**INPUT FOR THIS TASK:**

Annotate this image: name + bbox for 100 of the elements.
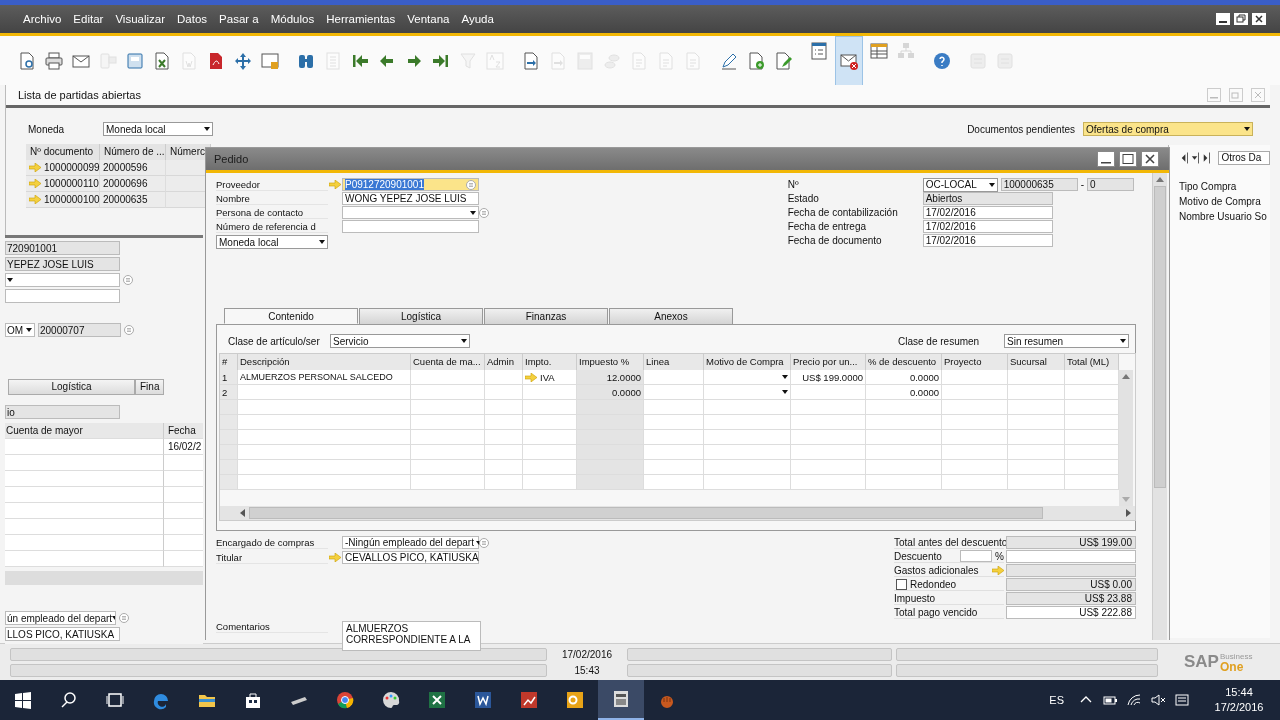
field-label: Total pago vencido [894,606,978,618]
input-field[interactable] [342,220,479,233]
buyer-dropdown[interactable]: -Ningún empleado del depart [342,536,479,549]
table-cell [1008,400,1065,415]
percent-sign: % [995,550,1004,562]
series-dropdown[interactable]: OM [5,323,35,337]
menu-item[interactable]: Archivo [17,13,68,25]
table-cell [1008,475,1065,490]
pending-documents-dropdown[interactable]: Ofertas de compra [1083,122,1253,136]
logo-text: One [1219,662,1245,672]
language-indicator[interactable]: ES [1049,694,1064,706]
vertical-scrollbar[interactable] [1152,173,1167,640]
clock-time: 15:44 [1225,685,1253,700]
field-label: Estado [787,193,820,204]
amount-field: US$ 23.88 [1006,592,1136,605]
list-icon[interactable] [124,325,134,335]
field-label: Titular [216,551,328,564]
menu-item[interactable]: Herramientas [320,13,402,25]
battery-icon[interactable] [1102,693,1118,707]
input-field[interactable]: WONG YEPEZ JOSE LUIS [342,192,479,205]
tab[interactable]: Contenido [224,308,358,324]
text-field[interactable]: Otros Da [1218,151,1270,165]
menu-item[interactable]: Visualizar [109,13,172,25]
table-cell [644,460,704,475]
table-cell: 20000635 [100,192,166,208]
tab[interactable]: Logística [8,379,135,395]
logo-text: Business [1219,652,1253,662]
input-field[interactable]: P0912720901001 [342,178,479,191]
text-field[interactable] [5,289,120,303]
table-cell [644,475,704,490]
discount-field[interactable] [960,550,993,562]
menu-item[interactable]: Datos [171,13,214,25]
table-cell: US$ 199.0000 [791,370,866,385]
table-cell [1065,400,1119,415]
caret-icon[interactable] [1190,152,1200,164]
comments-field[interactable]: ALMUERZOS CORRESPONDIENTE A LA [342,621,481,651]
tab[interactable]: Anexos [609,308,733,324]
close-icon[interactable] [1141,151,1159,167]
tab[interactable]: Logística [359,308,483,324]
amount-field[interactable] [1006,550,1136,563]
mail-error-icon[interactable] [836,36,862,85]
item-type-dropdown[interactable]: Servicio [330,334,470,348]
dropdown[interactable]: ún empleado del depart [5,611,116,625]
table-cell [485,475,523,490]
notification-icon[interactable] [1174,693,1190,707]
list-icon[interactable] [123,275,133,285]
menu-item[interactable]: Ayuda [455,13,500,25]
series-dropdown[interactable]: OC-LOCAL [922,177,998,192]
date-field[interactable]: 17/02/2016 [922,220,1053,233]
minimize-icon[interactable] [1097,151,1115,167]
link-arrow-icon[interactable] [525,372,537,382]
list-icon[interactable] [119,613,129,623]
table-cell [523,385,577,400]
app-window-icon[interactable] [598,680,644,720]
next-icon[interactable] [1201,152,1211,164]
table-cell [485,445,523,460]
table-cell [1065,415,1119,430]
wifi-icon[interactable] [1126,693,1142,707]
field-label: Moneda [28,123,66,135]
list-icon[interactable] [479,207,489,218]
table-cell: 0.0000 [577,385,644,400]
previous-icon[interactable] [1179,152,1189,164]
table-cell [523,415,577,430]
field-label: Fecha de entrega [787,221,868,232]
input-field[interactable]: CEVALLOS PICO, KATIUSKA [342,551,479,564]
table-cell [577,460,644,475]
amount-field: US$ 0.00 [1006,578,1136,591]
vertical-scrollbar[interactable] [1119,370,1133,506]
menu-item[interactable]: Editar [67,13,110,25]
horizontal-scrollbar[interactable] [220,506,1135,520]
table-cell [485,460,523,475]
table-cell [523,460,577,475]
column-header: Número de ... [100,144,166,160]
restore-icon[interactable] [1234,13,1248,25]
maximize-icon[interactable] [1119,151,1137,167]
menu-item[interactable]: Módulos [264,13,321,25]
currency-dropdown[interactable]: Moneda local [216,235,328,249]
tab[interactable]: Fina [135,379,165,395]
minimize-icon[interactable] [1216,13,1230,25]
status-time: 15:43 [573,664,601,676]
table-cell [1065,385,1119,400]
logo-text: SAP [1184,652,1219,672]
table-cell: 12.0000 [577,370,644,385]
date-field[interactable]: 17/02/2016 [922,234,1053,247]
list-icon[interactable] [479,537,489,548]
close-icon[interactable] [1252,13,1266,25]
summary-type-dropdown[interactable]: Sin resumen [1004,334,1129,348]
field-label: Persona de contacto [216,206,328,219]
separator-text: - [1080,179,1084,190]
table-cell: 1 [220,370,238,385]
menu-item[interactable]: Pasar a [213,13,265,25]
currency-dropdown[interactable]: Moneda local [103,122,213,136]
tab[interactable]: Finanzas [484,308,608,324]
amount-field[interactable]: US$ 222.88 [1006,606,1136,619]
list-icon[interactable] [466,179,476,190]
menu-item[interactable]: Ventana [401,13,456,25]
checkbox[interactable] [896,578,907,590]
date-field[interactable]: 17/02/2016 [922,206,1053,219]
muted-speaker-icon[interactable] [1150,693,1166,707]
document-number: 1000000100 [44,194,100,205]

**REQUIREMENT:** Reproduce, without alteration, the lines of the records from the line containing "field-label: Total pago" through the line containing "percent-sign: % [995,550,1004,562]", both included.

**RESPONSE TO THE EXERCISE:**
field-label: Total pago vencido [894,606,978,618]
input-field[interactable] [342,220,479,233]
buyer-dropdown[interactable]: -Ningún empleado del depart [342,536,479,549]
table-cell [1008,400,1065,415]
percent-sign: % [995,550,1004,562]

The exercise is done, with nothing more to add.